=== Task data ===

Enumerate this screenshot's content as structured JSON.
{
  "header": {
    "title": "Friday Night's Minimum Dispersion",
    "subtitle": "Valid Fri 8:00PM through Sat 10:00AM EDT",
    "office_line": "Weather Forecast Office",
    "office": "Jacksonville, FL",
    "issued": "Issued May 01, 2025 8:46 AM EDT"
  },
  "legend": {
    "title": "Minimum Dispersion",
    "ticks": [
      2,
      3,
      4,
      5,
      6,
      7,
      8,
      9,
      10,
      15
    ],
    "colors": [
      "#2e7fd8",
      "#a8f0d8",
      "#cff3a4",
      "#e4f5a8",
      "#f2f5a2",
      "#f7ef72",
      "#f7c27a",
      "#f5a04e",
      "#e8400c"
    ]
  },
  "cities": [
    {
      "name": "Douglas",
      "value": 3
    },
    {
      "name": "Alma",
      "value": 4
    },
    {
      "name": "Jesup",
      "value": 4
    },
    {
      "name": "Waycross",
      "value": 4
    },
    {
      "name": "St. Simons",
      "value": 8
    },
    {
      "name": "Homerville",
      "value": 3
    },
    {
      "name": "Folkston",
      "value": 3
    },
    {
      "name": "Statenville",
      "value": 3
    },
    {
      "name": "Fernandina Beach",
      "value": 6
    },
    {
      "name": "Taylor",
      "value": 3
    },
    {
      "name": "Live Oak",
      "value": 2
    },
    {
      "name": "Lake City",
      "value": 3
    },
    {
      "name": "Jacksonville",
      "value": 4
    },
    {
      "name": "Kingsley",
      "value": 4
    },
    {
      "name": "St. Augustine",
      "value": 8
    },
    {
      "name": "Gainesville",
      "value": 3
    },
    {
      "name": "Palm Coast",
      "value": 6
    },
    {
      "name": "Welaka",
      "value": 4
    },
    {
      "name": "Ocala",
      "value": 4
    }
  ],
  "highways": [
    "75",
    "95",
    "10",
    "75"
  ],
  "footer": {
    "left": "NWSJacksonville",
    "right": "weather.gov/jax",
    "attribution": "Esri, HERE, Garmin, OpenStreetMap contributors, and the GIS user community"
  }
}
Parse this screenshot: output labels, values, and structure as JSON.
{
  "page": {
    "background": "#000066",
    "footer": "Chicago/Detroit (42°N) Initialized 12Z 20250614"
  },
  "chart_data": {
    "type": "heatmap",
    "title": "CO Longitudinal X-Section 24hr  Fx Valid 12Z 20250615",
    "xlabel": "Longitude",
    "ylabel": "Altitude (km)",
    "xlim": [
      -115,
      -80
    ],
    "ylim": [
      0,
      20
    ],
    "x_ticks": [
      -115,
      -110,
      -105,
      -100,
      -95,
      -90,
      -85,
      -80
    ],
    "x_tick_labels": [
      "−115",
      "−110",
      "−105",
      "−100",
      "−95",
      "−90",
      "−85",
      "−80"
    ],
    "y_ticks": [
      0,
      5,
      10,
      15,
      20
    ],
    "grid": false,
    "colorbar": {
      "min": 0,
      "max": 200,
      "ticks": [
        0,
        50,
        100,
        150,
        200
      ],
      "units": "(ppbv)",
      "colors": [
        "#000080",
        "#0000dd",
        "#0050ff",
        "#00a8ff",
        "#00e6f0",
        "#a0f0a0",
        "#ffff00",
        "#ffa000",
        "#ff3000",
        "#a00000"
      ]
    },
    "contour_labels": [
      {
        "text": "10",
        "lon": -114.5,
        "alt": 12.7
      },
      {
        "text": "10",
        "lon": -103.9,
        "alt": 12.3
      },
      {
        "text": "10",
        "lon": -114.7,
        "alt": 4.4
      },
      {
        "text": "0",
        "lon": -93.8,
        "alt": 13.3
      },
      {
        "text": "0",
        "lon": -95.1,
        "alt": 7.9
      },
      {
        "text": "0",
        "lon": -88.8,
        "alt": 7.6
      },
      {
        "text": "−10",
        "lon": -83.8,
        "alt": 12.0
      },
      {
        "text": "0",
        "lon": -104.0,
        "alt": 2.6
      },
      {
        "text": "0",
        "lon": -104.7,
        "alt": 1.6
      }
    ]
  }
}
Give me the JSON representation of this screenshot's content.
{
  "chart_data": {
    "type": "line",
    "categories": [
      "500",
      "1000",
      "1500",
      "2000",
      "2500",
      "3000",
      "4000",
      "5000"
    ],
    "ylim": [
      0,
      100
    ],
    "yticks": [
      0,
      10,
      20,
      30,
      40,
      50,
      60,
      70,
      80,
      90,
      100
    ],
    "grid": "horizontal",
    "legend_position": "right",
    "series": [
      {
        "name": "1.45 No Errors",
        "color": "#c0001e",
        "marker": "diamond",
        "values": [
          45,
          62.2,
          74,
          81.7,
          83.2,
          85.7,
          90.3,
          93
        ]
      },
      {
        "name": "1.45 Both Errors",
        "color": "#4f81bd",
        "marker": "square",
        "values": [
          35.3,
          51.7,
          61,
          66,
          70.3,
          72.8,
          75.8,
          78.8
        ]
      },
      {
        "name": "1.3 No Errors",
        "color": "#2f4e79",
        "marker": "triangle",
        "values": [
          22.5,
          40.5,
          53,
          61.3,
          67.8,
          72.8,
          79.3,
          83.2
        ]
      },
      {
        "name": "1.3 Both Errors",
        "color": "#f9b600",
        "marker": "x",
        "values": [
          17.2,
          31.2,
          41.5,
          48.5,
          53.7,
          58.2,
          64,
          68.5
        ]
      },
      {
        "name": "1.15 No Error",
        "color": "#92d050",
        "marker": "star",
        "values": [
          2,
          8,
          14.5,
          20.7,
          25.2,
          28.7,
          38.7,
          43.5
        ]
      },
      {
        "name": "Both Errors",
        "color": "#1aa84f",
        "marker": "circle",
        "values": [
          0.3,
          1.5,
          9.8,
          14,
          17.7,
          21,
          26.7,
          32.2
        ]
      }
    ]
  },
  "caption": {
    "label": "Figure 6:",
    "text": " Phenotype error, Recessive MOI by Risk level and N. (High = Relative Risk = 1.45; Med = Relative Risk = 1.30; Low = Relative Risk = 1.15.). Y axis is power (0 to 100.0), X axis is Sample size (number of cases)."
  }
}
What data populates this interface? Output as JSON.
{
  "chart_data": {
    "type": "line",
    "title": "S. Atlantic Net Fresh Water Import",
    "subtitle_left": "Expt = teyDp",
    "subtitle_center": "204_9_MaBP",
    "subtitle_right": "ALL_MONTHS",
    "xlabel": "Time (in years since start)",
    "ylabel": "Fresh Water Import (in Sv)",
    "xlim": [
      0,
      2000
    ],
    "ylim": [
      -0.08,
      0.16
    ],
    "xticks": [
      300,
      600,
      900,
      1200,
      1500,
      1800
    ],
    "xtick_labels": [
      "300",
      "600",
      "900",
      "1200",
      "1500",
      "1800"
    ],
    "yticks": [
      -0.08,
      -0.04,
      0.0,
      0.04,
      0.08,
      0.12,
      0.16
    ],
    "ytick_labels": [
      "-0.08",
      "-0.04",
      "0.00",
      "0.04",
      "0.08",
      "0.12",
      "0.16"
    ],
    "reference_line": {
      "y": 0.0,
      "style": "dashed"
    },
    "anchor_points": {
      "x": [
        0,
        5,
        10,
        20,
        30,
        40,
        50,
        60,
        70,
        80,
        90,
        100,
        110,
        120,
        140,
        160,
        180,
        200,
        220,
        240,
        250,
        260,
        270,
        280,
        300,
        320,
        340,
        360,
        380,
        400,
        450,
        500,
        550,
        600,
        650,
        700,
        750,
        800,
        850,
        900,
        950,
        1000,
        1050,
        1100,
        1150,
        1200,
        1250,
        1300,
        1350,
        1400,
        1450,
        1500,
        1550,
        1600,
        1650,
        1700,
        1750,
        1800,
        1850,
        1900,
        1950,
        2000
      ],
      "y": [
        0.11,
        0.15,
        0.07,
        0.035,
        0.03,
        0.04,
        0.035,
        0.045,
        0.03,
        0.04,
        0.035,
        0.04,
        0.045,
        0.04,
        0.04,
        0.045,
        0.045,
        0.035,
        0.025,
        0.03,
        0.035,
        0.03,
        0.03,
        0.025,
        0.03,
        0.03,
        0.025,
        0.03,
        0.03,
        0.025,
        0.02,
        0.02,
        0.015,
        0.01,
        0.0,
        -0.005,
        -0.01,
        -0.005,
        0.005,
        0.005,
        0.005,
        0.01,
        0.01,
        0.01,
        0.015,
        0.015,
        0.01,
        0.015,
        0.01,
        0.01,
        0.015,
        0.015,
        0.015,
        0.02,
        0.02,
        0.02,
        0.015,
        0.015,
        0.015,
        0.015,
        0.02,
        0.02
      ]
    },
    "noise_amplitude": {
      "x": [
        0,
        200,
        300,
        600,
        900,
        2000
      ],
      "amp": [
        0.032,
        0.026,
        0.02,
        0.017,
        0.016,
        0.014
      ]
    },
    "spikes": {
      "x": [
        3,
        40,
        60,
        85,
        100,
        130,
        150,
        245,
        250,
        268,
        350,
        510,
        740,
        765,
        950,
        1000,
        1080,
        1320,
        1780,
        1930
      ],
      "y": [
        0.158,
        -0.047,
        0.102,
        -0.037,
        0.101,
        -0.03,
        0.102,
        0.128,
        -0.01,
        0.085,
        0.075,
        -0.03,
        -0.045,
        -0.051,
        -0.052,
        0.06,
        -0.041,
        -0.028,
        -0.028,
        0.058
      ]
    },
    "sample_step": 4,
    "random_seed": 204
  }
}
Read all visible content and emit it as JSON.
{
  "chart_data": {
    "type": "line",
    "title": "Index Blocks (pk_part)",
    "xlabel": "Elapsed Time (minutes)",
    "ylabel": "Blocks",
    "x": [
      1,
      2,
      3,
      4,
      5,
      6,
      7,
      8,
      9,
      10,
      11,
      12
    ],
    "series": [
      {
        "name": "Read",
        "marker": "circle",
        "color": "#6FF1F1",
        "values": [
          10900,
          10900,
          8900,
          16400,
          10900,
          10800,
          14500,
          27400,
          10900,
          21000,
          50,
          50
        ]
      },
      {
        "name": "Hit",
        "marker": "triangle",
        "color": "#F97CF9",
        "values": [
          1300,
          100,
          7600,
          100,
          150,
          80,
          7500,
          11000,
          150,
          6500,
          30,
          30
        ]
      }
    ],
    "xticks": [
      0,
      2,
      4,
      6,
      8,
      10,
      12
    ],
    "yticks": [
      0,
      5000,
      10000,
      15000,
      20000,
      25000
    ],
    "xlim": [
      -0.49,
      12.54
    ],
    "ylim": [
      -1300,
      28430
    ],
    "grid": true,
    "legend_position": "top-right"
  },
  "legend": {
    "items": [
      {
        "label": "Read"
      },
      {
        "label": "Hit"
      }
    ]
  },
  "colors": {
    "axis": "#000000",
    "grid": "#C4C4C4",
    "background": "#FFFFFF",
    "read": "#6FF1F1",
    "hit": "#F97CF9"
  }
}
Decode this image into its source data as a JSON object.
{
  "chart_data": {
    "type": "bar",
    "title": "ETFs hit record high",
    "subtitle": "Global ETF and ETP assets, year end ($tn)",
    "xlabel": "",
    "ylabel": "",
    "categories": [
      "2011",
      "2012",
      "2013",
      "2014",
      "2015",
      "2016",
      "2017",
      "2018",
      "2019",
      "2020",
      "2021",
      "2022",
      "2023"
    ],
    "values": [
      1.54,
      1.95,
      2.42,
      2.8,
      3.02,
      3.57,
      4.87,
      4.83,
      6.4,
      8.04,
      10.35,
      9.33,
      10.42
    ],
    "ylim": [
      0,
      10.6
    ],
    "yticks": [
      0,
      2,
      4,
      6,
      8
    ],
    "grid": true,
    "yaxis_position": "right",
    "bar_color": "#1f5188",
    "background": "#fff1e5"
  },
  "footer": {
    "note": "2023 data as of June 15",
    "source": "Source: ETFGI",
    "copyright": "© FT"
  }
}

===

- _Required task_:
Count the lines that include the word "Both" and state the result as a bare number.

- _Task response_:
3